* [Goal]
Look through the data below. Collect every line where the word "description" occurs.

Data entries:
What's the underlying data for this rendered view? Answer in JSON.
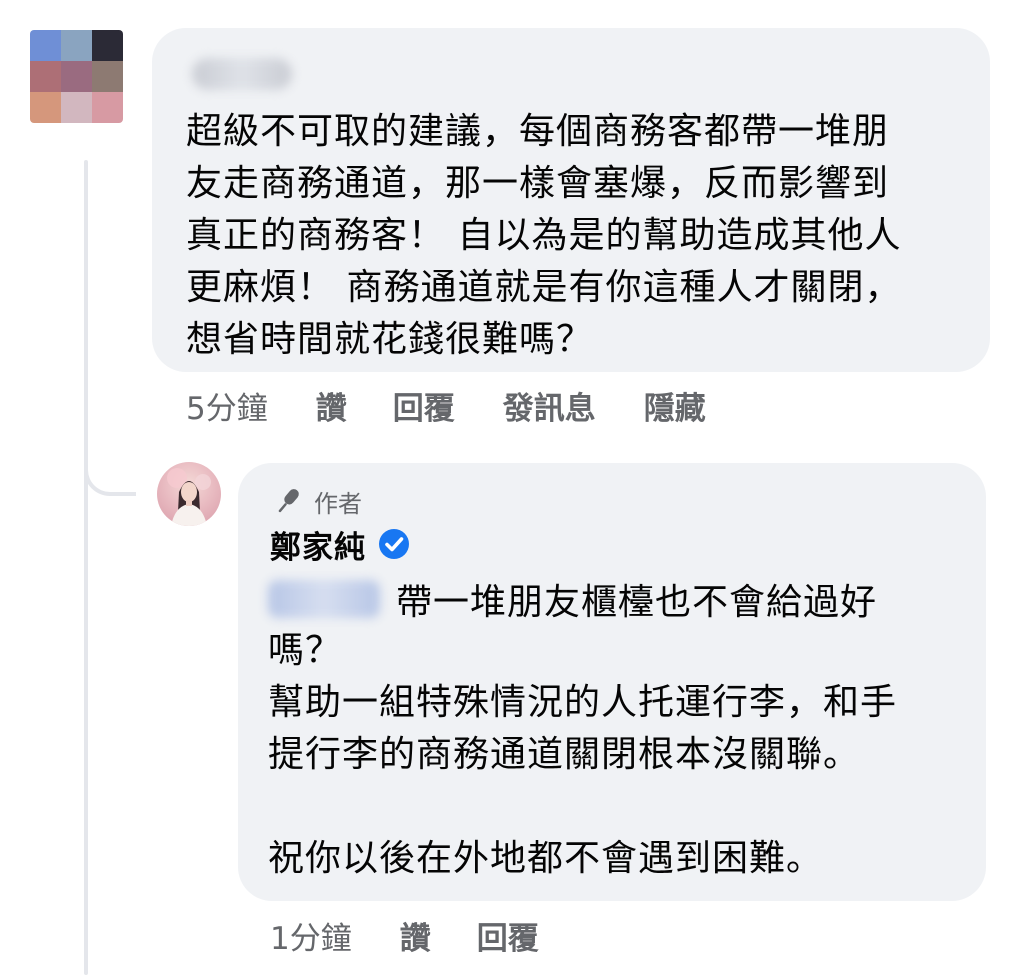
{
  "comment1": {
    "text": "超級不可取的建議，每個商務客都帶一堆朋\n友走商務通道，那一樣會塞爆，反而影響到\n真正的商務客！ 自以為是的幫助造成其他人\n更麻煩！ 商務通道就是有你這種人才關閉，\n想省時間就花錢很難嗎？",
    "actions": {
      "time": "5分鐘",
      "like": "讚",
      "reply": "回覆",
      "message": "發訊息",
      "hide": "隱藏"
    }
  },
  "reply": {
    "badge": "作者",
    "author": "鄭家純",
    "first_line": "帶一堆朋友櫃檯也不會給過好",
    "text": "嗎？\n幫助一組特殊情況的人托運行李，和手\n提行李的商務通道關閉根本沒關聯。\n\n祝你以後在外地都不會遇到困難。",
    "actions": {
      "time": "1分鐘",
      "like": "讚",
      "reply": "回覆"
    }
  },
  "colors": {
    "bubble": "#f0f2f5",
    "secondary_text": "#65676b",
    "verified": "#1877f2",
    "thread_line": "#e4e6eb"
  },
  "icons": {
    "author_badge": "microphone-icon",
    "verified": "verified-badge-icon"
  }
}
--
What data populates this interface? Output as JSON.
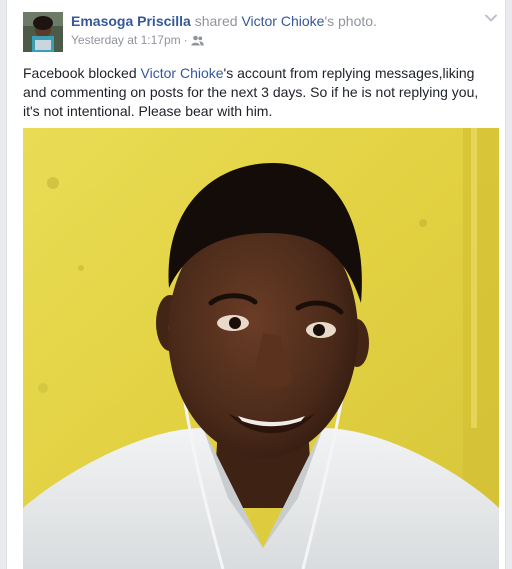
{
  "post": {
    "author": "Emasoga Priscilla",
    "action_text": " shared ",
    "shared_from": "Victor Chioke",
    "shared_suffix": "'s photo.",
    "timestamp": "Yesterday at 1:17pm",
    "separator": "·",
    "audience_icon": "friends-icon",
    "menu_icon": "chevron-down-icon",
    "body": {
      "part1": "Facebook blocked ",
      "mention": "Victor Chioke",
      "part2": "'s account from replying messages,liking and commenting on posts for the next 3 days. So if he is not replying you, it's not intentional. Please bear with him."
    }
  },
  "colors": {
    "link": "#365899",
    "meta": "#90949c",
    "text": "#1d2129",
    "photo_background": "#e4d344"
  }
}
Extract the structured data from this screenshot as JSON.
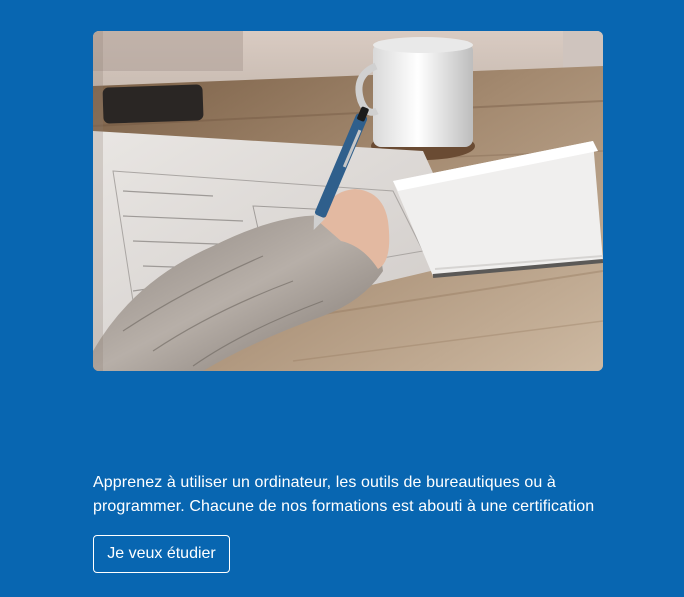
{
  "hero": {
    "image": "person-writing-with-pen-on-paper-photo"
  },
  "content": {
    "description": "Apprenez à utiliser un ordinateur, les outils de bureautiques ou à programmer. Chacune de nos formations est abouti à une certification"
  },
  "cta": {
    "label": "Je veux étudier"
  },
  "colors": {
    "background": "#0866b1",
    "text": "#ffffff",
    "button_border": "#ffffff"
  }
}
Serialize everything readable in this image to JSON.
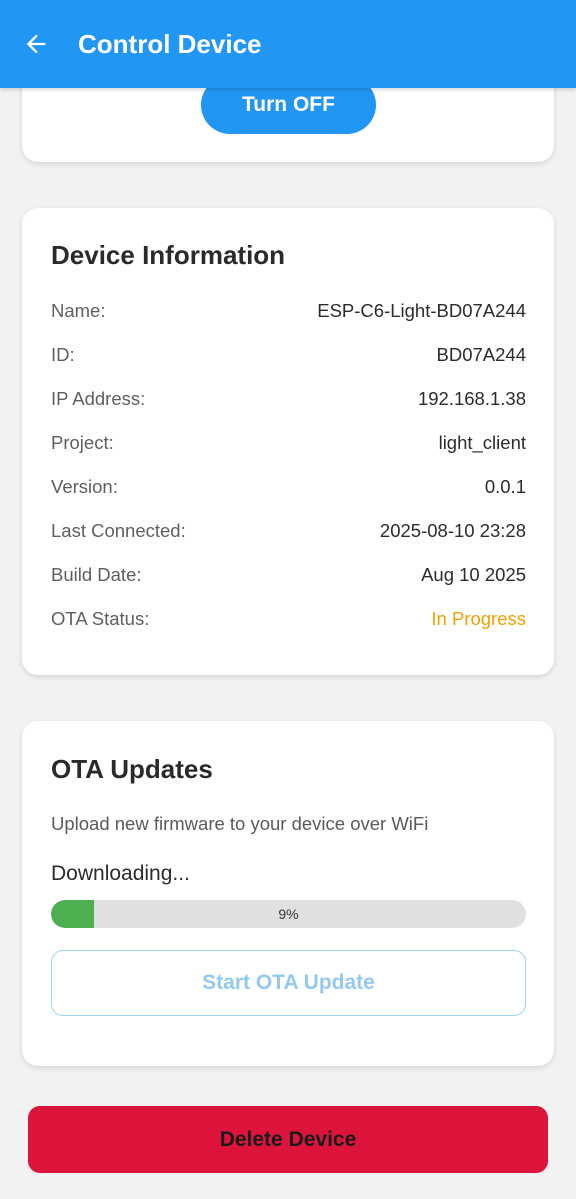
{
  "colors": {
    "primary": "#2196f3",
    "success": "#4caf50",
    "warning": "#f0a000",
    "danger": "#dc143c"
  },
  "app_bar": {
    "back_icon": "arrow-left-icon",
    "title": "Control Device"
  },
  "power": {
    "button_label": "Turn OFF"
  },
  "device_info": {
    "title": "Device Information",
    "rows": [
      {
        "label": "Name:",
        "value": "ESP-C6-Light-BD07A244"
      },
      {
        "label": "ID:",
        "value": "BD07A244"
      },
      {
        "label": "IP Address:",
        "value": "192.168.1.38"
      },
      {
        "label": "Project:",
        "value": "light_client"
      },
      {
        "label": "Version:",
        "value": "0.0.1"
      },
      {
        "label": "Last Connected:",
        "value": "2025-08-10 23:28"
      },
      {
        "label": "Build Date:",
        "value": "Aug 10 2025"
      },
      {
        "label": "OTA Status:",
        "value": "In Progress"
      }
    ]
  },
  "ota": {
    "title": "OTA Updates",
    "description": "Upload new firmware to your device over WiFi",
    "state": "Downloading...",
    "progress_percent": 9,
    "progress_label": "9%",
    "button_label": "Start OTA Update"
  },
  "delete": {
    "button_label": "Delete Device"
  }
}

* [Solution to this task]
    "description": "Apprenez à utiliser un ordinateur, les outils de bureautiques ou à programmer. Chacune de nos formations est abouti à une certification"
    "description": "Upload new firmware to your device over WiFi",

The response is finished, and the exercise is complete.